[THE EXERCISE]
Please write out the material below exactly as given.
--- Start of INPUT ROWS ---
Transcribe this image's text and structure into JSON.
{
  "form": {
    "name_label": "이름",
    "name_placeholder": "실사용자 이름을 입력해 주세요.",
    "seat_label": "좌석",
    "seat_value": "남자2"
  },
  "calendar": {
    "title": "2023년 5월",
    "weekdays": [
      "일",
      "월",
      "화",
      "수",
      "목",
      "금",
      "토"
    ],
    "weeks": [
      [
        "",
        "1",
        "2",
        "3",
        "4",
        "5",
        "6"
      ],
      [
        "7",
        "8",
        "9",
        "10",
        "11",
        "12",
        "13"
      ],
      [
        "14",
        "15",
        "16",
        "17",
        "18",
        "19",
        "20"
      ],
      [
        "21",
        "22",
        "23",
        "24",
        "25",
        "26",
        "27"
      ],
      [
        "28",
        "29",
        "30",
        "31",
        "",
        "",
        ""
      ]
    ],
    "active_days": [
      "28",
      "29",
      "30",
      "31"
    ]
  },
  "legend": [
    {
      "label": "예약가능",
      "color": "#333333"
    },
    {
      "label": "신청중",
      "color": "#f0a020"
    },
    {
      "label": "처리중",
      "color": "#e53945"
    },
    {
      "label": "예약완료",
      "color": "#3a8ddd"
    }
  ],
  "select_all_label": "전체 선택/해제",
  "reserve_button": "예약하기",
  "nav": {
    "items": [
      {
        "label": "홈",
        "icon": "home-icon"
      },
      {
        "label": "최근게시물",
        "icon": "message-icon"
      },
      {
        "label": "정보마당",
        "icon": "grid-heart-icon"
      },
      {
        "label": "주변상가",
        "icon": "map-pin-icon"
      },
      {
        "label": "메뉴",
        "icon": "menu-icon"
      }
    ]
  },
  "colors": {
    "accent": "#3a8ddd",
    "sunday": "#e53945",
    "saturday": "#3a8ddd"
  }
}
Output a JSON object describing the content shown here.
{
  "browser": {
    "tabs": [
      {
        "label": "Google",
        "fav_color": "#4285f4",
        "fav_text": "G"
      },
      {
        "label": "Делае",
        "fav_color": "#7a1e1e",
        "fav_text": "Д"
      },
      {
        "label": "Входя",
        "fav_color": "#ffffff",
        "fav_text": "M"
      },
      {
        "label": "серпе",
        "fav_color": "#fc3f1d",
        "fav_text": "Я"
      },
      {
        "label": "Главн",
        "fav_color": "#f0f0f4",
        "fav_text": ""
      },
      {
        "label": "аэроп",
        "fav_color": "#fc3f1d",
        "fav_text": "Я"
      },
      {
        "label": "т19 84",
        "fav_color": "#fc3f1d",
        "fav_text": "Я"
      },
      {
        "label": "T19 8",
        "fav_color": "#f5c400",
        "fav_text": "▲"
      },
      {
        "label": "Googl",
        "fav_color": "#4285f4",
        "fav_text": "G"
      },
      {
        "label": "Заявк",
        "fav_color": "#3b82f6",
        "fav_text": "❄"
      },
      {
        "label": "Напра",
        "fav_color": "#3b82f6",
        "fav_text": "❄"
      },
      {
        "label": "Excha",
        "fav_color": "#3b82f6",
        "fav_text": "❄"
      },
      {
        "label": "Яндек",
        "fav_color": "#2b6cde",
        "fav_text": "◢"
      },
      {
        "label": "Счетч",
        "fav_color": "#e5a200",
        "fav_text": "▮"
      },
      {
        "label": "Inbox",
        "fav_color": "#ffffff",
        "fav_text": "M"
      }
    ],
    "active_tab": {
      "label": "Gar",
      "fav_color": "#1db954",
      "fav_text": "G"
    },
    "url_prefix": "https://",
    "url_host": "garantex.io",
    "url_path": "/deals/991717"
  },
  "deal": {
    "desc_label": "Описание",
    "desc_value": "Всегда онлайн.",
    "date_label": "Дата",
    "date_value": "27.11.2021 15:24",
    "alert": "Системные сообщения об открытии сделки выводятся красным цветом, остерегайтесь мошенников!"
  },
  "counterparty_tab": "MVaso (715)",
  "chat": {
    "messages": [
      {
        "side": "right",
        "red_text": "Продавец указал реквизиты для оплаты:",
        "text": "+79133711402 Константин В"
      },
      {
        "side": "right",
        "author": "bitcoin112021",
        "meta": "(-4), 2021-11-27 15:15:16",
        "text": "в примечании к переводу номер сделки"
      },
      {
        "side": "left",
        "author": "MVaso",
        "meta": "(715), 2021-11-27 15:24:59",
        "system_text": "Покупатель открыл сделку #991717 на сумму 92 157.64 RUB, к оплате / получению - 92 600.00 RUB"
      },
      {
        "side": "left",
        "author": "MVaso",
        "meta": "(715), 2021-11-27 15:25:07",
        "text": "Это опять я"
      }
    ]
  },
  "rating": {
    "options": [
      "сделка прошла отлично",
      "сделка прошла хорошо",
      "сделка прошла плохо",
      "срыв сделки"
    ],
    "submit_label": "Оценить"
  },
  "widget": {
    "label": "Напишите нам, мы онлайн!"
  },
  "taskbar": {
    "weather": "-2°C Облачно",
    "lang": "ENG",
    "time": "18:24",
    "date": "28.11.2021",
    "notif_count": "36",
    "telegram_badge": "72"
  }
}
--- End of INPUT ROWS ---
[IN RESPONSE]
Transcribe this image's text and structure into JSON.
{
  "form": {
    "name_label": "이름",
    "name_placeholder": "실사용자 이름을 입력해 주세요.",
    "seat_label": "좌석",
    "seat_value": "남자2"
  },
  "calendar": {
    "title": "2023년 5월",
    "weekdays": [
      "일",
      "월",
      "화",
      "수",
      "목",
      "금",
      "토"
    ],
    "weeks": [
      [
        "",
        "1",
        "2",
        "3",
        "4",
        "5",
        "6"
      ],
      [
        "7",
        "8",
        "9",
        "10",
        "11",
        "12",
        "13"
      ],
      [
        "14",
        "15",
        "16",
        "17",
        "18",
        "19",
        "20"
      ],
      [
        "21",
        "22",
        "23",
        "24",
        "25",
        "26",
        "27"
      ],
      [
        "28",
        "29",
        "30",
        "31",
        "",
        "",
        ""
      ]
    ],
    "active_days": [
      "28",
      "29",
      "30",
      "31"
    ]
  },
  "legend": [
    {
      "label": "예약가능",
      "color": "#333333"
    },
    {
      "label": "신청중",
      "color": "#f0a020"
    },
    {
      "label": "처리중",
      "color": "#e53945"
    },
    {
      "label": "예약완료",
      "color": "#3a8ddd"
    }
  ],
  "select_all_label": "전체 선택/해제",
  "reserve_button": "예약하기",
  "nav": {
    "items": [
      {
        "label": "홈",
        "icon": "home-icon"
      },
      {
        "label": "최근게시물",
        "icon": "message-icon"
      },
      {
        "label": "정보마당",
        "icon": "grid-heart-icon"
      },
      {
        "label": "주변상가",
        "icon": "map-pin-icon"
      },
      {
        "label": "메뉴",
        "icon": "menu-icon"
      }
    ]
  },
  "colors": {
    "accent": "#3a8ddd",
    "sunday": "#e53945",
    "saturday": "#3a8ddd"
  }
}
Output a JSON object describing the content shown here.
{
  "browser": {
    "tabs": [
      {
        "label": "Google",
        "fav_color": "#4285f4",
        "fav_text": "G"
      },
      {
        "label": "Делае",
        "fav_color": "#7a1e1e",
        "fav_text": "Д"
      },
      {
        "label": "Входя",
        "fav_color": "#ffffff",
        "fav_text": "M"
      },
      {
        "label": "серпе",
        "fav_color": "#fc3f1d",
        "fav_text": "Я"
      },
      {
        "label": "Главн",
        "fav_color": "#f0f0f4",
        "fav_text": ""
      },
      {
        "label": "аэроп",
        "fav_color": "#fc3f1d",
        "fav_text": "Я"
      },
      {
        "label": "т19 84",
        "fav_color": "#fc3f1d",
        "fav_text": "Я"
      },
      {
        "label": "T19 8",
        "fav_color": "#f5c400",
        "fav_text": "▲"
      },
      {
        "label": "Googl",
        "fav_color": "#4285f4",
        "fav_text": "G"
      },
      {
        "label": "Заявк",
        "fav_color": "#3b82f6",
        "fav_text": "❄"
      },
      {
        "label": "Напра",
        "fav_color": "#3b82f6",
        "fav_text": "❄"
      },
      {
        "label": "Excha",
        "fav_color": "#3b82f6",
        "fav_text": "❄"
      },
      {
        "label": "Яндек",
        "fav_color": "#2b6cde",
        "fav_text": "◢"
      },
      {
        "label": "Счетч",
        "fav_color": "#e5a200",
        "fav_text": "▮"
      },
      {
        "label": "Inbox",
        "fav_color": "#ffffff",
        "fav_text": "M"
      }
    ],
    "active_tab": {
      "label": "Gar",
      "fav_color": "#1db954",
      "fav_text": "G"
    },
    "url_prefix": "https://",
    "url_host": "garantex.io",
    "url_path": "/deals/991717"
  },
  "deal": {
    "desc_label": "Описание",
    "desc_value": "Всегда онлайн.",
    "date_label": "Дата",
    "date_value": "27.11.2021 15:24",
    "alert": "Системные сообщения об открытии сделки выводятся красным цветом, остерегайтесь мошенников!"
  },
  "counterparty_tab": "MVaso (715)",
  "chat": {
    "messages": [
      {
        "side": "right",
        "red_text": "Продавец указал реквизиты для оплаты:",
        "text": "+79133711402 Константин В"
      },
      {
        "side": "right",
        "author": "bitcoin112021",
        "meta": "(-4), 2021-11-27 15:15:16",
        "text": "в примечании к переводу номер сделки"
      },
      {
        "side": "left",
        "author": "MVaso",
        "meta": "(715), 2021-11-27 15:24:59",
        "system_text": "Покупатель открыл сделку #991717 на сумму 92 157.64 RUB, к оплате / получению - 92 600.00 RUB"
      },
      {
        "side": "left",
        "author": "MVaso",
        "meta": "(715), 2021-11-27 15:25:07",
        "text": "Это опять я"
      }
    ]
  },
  "rating": {
    "options": [
      "сделка прошла отлично",
      "сделка прошла хорошо",
      "сделка прошла плохо",
      "срыв сделки"
    ],
    "submit_label": "Оценить"
  },
  "widget": {
    "label": "Напишите нам, мы онлайн!"
  },
  "taskbar": {
    "weather": "-2°C Облачно",
    "lang": "ENG",
    "time": "18:24",
    "date": "28.11.2021",
    "notif_count": "36",
    "telegram_badge": "72"
  }
}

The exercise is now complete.